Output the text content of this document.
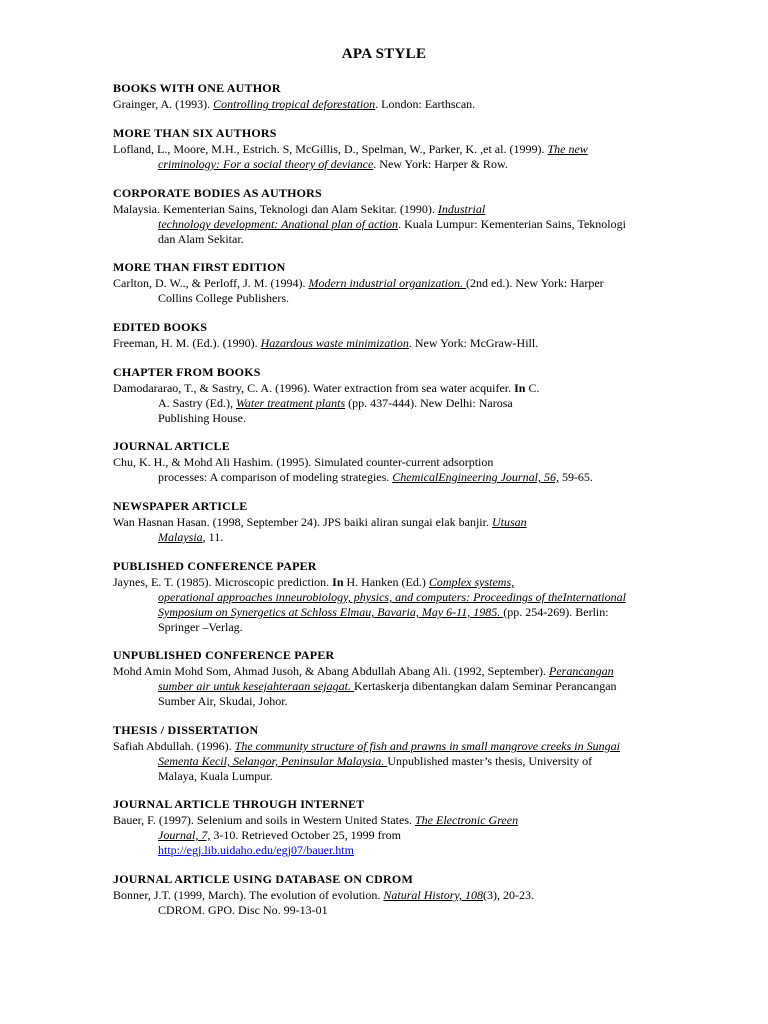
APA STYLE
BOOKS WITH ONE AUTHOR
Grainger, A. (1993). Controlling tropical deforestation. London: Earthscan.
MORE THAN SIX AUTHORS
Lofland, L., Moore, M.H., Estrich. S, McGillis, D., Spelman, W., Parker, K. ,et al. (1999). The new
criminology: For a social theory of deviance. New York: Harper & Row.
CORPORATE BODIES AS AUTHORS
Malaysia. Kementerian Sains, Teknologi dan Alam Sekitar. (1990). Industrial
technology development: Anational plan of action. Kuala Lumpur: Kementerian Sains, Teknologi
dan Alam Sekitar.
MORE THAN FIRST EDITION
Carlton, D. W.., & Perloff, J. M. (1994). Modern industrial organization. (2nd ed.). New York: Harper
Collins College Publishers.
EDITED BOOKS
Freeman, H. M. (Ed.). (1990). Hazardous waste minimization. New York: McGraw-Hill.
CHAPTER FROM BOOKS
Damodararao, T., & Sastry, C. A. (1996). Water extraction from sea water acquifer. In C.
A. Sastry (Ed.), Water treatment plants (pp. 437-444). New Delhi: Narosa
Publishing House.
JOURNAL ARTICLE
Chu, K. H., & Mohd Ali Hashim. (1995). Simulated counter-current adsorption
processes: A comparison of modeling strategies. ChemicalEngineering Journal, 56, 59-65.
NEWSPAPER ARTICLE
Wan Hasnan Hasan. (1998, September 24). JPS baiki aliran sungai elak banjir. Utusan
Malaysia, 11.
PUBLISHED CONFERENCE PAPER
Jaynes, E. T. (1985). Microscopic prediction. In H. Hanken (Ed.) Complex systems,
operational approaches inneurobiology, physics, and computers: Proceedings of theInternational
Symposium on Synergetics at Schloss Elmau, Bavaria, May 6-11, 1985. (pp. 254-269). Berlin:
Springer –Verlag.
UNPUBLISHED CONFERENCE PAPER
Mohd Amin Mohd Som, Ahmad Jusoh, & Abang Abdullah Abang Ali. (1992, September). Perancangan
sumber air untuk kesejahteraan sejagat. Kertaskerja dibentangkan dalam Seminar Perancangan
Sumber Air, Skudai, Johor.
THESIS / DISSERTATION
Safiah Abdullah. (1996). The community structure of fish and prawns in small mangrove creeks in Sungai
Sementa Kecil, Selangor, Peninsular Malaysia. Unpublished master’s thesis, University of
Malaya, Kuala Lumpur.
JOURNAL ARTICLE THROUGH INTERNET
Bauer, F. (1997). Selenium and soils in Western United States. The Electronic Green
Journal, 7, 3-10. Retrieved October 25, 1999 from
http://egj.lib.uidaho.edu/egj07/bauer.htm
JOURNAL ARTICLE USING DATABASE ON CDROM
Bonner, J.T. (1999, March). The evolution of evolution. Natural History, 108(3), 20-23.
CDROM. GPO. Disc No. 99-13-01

____

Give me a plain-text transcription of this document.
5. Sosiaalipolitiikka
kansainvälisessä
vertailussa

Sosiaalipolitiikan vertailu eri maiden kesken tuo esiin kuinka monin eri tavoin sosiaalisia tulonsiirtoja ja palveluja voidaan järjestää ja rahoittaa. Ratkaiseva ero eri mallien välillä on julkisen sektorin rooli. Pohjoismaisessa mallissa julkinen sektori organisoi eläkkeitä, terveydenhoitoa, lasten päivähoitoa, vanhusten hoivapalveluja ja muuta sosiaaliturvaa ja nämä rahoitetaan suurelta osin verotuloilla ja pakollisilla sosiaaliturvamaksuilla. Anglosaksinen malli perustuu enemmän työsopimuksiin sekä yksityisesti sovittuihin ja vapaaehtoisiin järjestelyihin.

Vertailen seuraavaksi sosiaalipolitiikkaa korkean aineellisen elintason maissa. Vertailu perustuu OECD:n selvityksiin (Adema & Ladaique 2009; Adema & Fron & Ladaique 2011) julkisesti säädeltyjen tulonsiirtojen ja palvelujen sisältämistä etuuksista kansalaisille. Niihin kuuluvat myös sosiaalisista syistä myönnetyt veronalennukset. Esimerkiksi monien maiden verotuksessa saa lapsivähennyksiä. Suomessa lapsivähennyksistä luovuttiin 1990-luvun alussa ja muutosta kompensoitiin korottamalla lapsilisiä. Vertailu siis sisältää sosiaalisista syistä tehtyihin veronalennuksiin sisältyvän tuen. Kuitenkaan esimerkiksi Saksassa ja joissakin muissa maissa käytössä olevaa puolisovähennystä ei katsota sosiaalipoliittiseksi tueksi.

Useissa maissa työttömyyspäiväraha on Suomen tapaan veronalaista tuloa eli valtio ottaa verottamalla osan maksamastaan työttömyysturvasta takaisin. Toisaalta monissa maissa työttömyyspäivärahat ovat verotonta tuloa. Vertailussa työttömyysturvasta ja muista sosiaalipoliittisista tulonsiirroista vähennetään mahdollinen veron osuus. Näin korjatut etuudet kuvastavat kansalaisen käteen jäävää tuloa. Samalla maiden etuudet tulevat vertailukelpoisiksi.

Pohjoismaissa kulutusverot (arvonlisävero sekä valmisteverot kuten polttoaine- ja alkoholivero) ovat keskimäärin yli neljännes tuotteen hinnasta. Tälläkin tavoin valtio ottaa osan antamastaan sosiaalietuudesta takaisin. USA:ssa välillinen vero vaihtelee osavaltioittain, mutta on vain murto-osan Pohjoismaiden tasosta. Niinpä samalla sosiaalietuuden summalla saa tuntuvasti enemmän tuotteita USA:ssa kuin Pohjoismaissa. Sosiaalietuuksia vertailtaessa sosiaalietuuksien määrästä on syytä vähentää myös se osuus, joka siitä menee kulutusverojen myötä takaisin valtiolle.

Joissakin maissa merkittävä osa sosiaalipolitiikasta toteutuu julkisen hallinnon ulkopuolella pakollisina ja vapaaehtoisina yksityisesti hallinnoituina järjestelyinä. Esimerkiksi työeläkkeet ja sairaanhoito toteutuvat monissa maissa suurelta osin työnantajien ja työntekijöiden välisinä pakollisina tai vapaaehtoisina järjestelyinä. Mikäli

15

____

TASK OBJECTIVE
Only the number is needed: state how many lines in the listing contain "Perancangan".

SOLUTION TO THE EXERCISE
2